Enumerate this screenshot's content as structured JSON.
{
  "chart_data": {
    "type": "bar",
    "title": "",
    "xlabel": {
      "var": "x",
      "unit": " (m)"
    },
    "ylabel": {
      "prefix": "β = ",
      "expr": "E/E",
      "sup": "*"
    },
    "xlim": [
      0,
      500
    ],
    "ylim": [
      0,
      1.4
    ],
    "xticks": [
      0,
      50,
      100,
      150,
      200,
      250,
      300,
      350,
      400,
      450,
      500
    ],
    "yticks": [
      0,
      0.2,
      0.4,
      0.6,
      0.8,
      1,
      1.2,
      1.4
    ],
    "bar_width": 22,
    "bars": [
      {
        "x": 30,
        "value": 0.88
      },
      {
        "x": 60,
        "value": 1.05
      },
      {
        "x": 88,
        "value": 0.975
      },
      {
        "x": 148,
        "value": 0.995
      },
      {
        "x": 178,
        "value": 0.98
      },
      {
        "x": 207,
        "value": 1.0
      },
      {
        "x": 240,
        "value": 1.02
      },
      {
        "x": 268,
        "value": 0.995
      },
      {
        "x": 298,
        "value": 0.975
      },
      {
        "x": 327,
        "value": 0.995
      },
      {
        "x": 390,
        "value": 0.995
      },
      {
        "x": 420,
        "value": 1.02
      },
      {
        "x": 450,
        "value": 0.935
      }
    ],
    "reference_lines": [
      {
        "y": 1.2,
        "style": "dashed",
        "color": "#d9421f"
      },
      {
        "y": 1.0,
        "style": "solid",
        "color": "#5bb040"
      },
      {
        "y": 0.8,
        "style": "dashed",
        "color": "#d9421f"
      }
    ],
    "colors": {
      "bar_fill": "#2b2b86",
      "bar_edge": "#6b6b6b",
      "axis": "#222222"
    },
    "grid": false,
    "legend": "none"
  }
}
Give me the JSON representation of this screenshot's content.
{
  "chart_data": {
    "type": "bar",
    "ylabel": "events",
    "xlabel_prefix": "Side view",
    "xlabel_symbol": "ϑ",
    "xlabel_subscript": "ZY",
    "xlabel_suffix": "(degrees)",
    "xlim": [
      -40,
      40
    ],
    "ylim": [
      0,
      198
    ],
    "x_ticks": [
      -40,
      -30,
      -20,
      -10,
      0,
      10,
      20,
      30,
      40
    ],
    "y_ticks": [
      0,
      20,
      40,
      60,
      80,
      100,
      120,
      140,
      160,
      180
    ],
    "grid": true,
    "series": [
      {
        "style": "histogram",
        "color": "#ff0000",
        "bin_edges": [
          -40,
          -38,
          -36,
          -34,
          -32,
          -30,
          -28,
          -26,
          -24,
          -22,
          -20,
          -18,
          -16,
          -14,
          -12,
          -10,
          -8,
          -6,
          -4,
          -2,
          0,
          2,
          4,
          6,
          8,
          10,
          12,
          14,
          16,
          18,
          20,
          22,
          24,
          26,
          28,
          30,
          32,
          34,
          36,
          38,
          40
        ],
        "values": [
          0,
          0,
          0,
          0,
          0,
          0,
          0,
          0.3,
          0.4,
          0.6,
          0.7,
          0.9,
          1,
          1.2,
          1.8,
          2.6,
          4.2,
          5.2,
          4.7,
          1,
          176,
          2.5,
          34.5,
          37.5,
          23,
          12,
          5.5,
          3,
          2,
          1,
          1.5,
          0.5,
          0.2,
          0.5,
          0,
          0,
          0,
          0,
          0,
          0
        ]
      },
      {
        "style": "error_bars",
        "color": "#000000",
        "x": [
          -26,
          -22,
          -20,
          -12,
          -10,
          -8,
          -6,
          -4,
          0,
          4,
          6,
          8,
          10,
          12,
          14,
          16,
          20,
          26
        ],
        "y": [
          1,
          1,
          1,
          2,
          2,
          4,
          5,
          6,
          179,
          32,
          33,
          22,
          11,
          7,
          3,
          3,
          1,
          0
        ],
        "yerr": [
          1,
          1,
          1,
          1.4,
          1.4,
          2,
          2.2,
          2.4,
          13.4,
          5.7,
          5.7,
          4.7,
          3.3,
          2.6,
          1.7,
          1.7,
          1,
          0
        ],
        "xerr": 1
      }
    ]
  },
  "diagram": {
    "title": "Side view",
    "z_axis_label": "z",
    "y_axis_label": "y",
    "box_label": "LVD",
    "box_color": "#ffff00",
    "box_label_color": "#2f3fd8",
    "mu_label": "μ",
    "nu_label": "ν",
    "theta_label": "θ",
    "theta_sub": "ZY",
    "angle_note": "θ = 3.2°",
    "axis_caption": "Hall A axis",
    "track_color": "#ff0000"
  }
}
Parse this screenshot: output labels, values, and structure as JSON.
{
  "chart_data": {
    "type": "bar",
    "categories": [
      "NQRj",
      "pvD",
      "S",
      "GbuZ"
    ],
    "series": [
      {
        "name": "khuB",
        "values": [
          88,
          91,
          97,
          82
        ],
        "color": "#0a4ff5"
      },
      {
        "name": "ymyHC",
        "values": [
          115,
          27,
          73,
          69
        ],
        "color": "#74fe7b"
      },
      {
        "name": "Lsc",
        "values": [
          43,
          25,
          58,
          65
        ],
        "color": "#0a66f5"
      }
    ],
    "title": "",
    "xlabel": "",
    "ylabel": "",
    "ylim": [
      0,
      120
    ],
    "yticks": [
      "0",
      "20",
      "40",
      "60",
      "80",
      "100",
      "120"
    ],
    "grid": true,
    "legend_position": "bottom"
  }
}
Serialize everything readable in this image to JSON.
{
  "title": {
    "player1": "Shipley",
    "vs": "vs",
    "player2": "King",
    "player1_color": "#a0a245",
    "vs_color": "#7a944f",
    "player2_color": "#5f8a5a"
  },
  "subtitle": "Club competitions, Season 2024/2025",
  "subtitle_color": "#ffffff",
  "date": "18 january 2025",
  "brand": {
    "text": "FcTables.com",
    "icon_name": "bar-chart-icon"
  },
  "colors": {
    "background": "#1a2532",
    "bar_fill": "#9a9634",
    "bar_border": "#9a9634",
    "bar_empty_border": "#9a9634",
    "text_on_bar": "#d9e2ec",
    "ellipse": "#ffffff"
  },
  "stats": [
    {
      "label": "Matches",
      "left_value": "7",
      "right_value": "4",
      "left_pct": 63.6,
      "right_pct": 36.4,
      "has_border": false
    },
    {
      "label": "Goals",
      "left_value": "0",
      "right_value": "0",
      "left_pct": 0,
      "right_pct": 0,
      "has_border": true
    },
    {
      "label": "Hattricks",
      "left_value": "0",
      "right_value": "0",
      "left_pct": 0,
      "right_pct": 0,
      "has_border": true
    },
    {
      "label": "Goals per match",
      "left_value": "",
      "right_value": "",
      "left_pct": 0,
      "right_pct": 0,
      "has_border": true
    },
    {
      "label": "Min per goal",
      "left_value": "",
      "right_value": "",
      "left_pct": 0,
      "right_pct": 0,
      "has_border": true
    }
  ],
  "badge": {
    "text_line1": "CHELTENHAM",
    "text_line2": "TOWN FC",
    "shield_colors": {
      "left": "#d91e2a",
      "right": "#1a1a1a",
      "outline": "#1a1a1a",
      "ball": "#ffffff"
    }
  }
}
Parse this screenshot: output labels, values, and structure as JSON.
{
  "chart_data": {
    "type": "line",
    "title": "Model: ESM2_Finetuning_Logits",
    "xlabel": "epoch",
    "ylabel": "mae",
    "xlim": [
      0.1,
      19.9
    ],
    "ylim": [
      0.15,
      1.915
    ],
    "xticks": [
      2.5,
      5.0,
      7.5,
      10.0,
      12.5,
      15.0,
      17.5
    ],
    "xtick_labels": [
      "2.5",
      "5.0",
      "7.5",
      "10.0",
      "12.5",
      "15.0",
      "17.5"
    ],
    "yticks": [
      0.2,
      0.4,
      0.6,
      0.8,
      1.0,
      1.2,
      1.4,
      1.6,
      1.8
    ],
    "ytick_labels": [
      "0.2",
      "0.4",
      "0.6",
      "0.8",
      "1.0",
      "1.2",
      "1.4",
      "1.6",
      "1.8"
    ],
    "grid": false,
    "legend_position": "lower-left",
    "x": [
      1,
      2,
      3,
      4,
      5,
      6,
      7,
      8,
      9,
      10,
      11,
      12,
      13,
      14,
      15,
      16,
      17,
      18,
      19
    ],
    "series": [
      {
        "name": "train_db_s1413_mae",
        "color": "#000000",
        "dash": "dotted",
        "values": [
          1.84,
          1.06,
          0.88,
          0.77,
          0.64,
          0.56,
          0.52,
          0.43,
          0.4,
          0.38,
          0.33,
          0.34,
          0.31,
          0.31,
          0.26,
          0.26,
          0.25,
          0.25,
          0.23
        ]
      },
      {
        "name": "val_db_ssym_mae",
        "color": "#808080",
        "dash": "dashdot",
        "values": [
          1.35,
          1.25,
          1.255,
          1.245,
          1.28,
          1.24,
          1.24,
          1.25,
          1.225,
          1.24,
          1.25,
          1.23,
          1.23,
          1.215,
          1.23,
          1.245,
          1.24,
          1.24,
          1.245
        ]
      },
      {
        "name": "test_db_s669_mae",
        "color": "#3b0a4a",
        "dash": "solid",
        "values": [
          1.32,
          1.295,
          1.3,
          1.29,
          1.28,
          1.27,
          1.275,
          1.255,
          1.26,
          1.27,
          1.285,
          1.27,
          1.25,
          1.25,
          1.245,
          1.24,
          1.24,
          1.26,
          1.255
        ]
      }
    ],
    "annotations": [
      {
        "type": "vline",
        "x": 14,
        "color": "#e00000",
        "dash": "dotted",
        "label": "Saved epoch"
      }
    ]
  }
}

THE TASK: Each line in the listing above that contains "style" should be copied.

CORRECT OUTPUT:
        "style": "dashed",
        "style": "solid",
        "style": "dashed",
        "style": "histogram",
        "style": "error_bars",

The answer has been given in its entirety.